### Stated problem
Rewrite the lines starting with the line containing "message-bubble-incoming[interactable]: If you need" and going on through the line containing "message-timestamp: 9:38 PM [521, 436, 570, 451]", replacing "message-text" with "bubble-label" and leaving everything else unchanged.
=== Input records ===
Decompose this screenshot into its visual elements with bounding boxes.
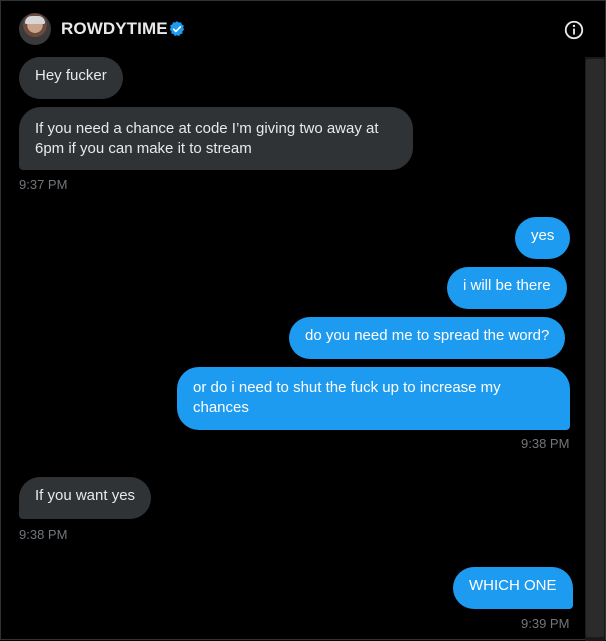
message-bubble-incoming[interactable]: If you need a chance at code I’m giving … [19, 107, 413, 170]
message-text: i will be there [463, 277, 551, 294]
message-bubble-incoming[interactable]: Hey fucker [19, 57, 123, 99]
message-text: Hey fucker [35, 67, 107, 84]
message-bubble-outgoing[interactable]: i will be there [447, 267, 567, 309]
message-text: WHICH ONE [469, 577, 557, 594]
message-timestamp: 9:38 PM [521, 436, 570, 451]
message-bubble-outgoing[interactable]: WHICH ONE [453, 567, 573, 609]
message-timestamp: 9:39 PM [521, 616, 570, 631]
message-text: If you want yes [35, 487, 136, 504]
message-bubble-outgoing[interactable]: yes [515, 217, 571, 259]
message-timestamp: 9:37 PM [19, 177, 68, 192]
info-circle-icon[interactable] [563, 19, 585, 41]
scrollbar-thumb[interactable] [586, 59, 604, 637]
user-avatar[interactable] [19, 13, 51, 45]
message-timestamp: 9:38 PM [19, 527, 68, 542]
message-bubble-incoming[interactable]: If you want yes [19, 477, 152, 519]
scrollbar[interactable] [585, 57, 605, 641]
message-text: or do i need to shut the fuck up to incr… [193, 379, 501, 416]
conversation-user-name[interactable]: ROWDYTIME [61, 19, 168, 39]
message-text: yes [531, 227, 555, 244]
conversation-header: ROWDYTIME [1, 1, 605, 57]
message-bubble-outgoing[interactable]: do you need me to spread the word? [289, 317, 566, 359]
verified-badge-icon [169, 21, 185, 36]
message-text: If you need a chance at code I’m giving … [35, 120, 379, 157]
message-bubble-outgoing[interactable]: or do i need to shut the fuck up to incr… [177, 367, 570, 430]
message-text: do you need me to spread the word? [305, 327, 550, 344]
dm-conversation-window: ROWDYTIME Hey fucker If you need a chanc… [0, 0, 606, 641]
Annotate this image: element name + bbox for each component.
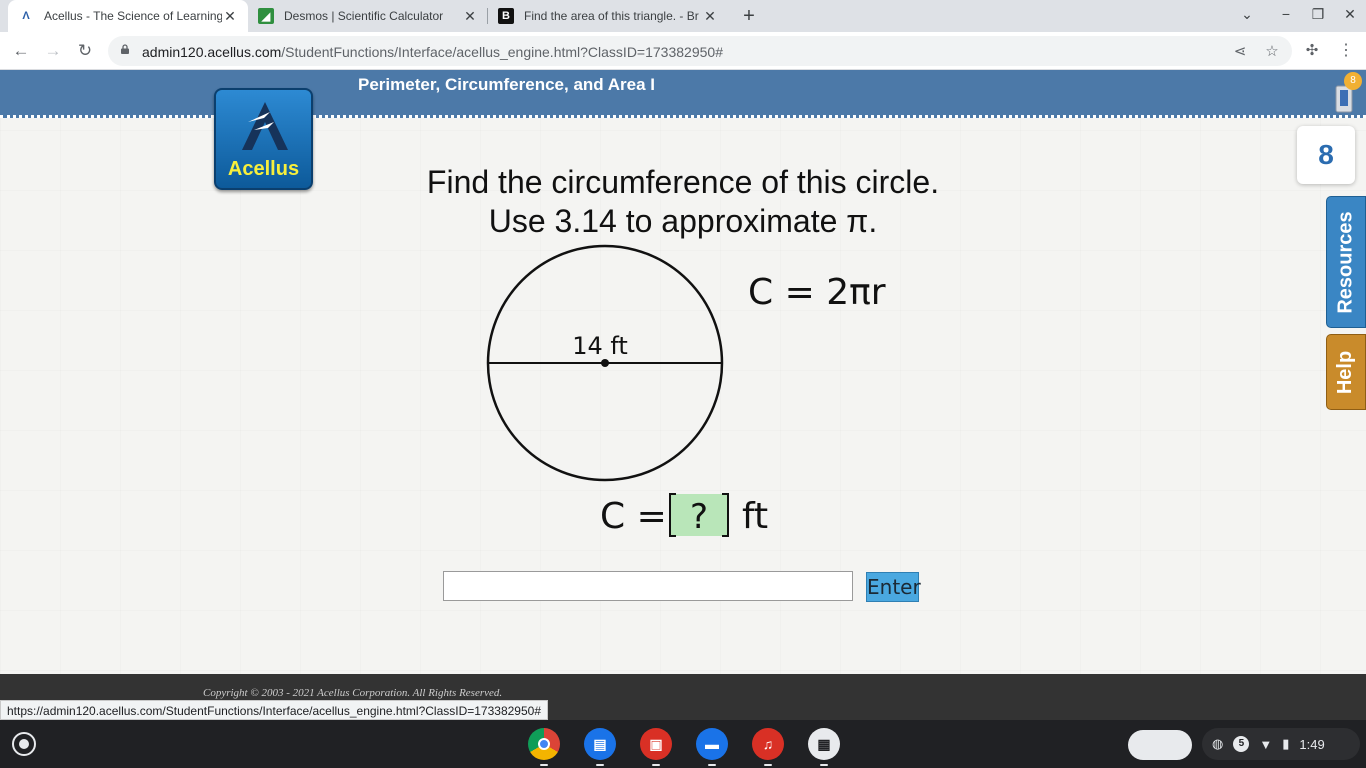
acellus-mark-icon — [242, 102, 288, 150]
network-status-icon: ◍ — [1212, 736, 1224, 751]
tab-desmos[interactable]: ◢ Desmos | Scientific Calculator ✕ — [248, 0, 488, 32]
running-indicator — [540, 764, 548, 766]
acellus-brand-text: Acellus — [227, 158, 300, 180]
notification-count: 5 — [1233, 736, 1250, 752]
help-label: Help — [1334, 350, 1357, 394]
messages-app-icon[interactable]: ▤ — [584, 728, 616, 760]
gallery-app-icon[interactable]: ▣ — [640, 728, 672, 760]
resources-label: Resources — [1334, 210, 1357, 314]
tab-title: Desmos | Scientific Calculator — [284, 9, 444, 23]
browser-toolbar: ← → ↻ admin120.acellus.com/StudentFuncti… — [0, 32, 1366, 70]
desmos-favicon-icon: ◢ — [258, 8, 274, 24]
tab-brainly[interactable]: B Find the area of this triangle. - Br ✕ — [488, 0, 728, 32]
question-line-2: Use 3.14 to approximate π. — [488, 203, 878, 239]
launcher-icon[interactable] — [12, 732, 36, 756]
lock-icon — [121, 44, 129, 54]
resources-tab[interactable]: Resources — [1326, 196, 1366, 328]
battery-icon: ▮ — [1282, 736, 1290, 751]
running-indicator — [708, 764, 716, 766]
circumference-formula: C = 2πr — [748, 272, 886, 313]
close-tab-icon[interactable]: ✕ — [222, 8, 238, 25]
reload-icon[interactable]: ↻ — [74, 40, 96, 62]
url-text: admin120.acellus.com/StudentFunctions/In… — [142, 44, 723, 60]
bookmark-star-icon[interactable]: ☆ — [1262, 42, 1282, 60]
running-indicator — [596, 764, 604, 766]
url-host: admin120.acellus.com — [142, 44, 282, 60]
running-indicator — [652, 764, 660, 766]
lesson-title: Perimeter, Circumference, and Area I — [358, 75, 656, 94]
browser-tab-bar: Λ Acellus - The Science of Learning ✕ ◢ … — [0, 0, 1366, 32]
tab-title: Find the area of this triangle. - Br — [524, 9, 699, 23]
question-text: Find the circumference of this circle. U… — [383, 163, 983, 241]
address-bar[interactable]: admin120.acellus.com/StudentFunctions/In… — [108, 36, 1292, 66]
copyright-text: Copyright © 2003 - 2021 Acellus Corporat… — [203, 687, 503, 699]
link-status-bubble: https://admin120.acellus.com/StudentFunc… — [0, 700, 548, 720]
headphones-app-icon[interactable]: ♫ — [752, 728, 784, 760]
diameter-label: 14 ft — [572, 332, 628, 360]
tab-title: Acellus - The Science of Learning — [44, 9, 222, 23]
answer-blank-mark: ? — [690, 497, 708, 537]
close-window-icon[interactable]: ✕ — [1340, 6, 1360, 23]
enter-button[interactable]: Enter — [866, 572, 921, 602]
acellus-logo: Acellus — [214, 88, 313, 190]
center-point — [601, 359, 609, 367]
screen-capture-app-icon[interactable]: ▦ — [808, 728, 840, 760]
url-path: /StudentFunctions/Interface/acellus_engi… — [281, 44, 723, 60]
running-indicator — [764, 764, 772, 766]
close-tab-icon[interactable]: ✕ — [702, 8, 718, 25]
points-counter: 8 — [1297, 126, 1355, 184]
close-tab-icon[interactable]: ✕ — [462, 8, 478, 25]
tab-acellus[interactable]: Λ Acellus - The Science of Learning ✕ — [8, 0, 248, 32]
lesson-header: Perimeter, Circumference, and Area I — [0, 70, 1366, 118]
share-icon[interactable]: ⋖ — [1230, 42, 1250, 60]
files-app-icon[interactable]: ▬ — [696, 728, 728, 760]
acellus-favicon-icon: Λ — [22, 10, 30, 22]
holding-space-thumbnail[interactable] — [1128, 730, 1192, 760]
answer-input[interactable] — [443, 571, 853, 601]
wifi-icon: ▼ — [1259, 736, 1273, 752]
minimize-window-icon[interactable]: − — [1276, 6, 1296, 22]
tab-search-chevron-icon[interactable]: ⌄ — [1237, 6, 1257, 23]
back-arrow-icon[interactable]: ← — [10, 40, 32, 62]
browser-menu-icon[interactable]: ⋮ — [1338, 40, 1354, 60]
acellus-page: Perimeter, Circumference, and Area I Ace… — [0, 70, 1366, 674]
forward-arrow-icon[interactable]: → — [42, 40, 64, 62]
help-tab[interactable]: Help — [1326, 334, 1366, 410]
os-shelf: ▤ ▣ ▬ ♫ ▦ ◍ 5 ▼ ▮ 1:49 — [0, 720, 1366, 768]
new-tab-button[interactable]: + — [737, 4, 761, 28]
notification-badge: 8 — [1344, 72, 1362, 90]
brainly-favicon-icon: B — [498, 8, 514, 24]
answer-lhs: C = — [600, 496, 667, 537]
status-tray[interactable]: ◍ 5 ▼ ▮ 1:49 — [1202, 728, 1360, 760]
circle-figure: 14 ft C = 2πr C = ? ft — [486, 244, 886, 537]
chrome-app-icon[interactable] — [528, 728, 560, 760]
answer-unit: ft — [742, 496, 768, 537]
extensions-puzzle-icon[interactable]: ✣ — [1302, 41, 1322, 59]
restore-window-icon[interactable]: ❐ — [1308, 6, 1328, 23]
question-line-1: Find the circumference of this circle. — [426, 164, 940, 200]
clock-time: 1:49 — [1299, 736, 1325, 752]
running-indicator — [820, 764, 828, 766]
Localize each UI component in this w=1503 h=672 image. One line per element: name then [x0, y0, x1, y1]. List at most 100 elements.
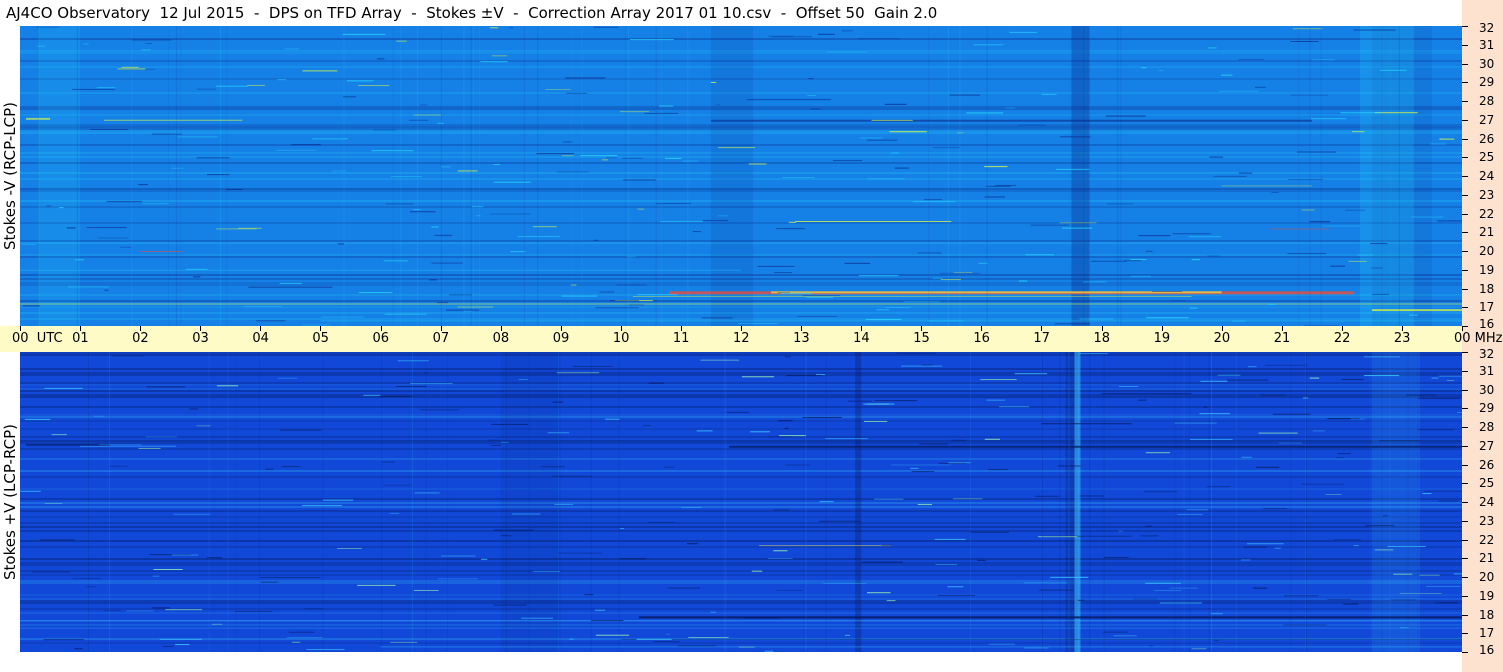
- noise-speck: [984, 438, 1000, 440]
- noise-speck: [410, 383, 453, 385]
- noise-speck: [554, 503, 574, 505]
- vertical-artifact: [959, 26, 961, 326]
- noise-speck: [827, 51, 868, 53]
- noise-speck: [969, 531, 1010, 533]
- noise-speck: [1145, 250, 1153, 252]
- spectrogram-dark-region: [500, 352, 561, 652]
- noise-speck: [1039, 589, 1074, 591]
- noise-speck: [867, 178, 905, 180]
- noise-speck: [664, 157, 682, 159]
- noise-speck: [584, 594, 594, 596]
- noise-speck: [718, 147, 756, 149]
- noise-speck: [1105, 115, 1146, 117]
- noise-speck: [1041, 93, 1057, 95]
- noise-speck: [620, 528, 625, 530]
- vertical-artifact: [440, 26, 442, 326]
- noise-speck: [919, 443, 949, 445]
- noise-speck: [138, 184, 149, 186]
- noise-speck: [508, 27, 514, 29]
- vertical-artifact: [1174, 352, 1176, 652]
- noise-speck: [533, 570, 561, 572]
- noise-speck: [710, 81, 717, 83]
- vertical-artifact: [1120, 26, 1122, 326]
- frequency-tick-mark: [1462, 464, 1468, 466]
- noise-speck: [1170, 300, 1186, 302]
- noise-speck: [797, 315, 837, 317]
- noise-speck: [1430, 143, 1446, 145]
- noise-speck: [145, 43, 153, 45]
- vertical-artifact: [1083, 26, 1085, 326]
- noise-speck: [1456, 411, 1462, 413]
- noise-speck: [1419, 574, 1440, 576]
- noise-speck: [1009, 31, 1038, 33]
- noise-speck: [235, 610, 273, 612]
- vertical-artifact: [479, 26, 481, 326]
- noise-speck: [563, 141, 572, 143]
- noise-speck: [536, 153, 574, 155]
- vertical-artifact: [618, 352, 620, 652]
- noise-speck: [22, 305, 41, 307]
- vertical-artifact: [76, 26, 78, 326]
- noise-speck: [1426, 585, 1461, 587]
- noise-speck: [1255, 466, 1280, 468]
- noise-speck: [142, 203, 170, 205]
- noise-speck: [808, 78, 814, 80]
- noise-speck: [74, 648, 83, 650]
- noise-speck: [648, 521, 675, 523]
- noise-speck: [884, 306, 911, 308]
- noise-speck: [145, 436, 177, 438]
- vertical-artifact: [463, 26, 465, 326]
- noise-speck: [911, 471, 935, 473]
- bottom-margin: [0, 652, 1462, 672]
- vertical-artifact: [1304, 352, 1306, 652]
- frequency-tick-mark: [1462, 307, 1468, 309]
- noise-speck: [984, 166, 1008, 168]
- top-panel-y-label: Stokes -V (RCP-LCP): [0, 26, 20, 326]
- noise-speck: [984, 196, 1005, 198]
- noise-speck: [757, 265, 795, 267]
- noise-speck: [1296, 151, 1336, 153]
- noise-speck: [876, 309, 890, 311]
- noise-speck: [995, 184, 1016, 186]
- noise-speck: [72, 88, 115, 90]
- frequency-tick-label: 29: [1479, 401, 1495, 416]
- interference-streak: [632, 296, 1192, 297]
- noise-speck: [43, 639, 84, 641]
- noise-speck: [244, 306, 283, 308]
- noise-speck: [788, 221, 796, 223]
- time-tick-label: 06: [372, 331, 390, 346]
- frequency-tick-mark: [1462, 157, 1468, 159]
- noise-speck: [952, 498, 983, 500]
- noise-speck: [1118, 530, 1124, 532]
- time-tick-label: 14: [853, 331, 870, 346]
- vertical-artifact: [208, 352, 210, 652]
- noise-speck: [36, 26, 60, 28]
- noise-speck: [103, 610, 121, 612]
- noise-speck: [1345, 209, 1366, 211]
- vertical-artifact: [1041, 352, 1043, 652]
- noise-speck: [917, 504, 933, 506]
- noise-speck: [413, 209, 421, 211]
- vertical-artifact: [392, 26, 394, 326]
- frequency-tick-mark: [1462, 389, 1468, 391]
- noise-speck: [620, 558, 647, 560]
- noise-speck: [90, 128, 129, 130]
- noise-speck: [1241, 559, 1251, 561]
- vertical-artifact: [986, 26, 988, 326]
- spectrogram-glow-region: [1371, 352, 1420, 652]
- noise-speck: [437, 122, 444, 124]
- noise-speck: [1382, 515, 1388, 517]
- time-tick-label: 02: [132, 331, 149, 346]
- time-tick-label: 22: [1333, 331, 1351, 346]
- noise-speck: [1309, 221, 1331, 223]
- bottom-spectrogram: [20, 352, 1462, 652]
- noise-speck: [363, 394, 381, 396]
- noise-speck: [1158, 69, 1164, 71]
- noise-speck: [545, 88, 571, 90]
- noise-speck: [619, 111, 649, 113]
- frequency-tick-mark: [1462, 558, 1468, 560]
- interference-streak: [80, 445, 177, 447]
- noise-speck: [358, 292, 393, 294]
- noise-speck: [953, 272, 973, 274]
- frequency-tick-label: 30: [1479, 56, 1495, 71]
===
### Correct result
message-bubble-incoming[interactable]: If you need a chance at code I’m giving … [19, 107, 413, 170]
bubble-label: i will be there [463, 277, 551, 294]
message-bubble-incoming[interactable]: Hey fucker [19, 57, 123, 99]
bubble-label: Hey fucker [35, 67, 107, 84]
message-bubble-outgoing[interactable]: i will be there [447, 267, 567, 309]
bubble-label: WHICH ONE [469, 577, 557, 594]
message-timestamp: 9:38 PM [521, 436, 570, 451]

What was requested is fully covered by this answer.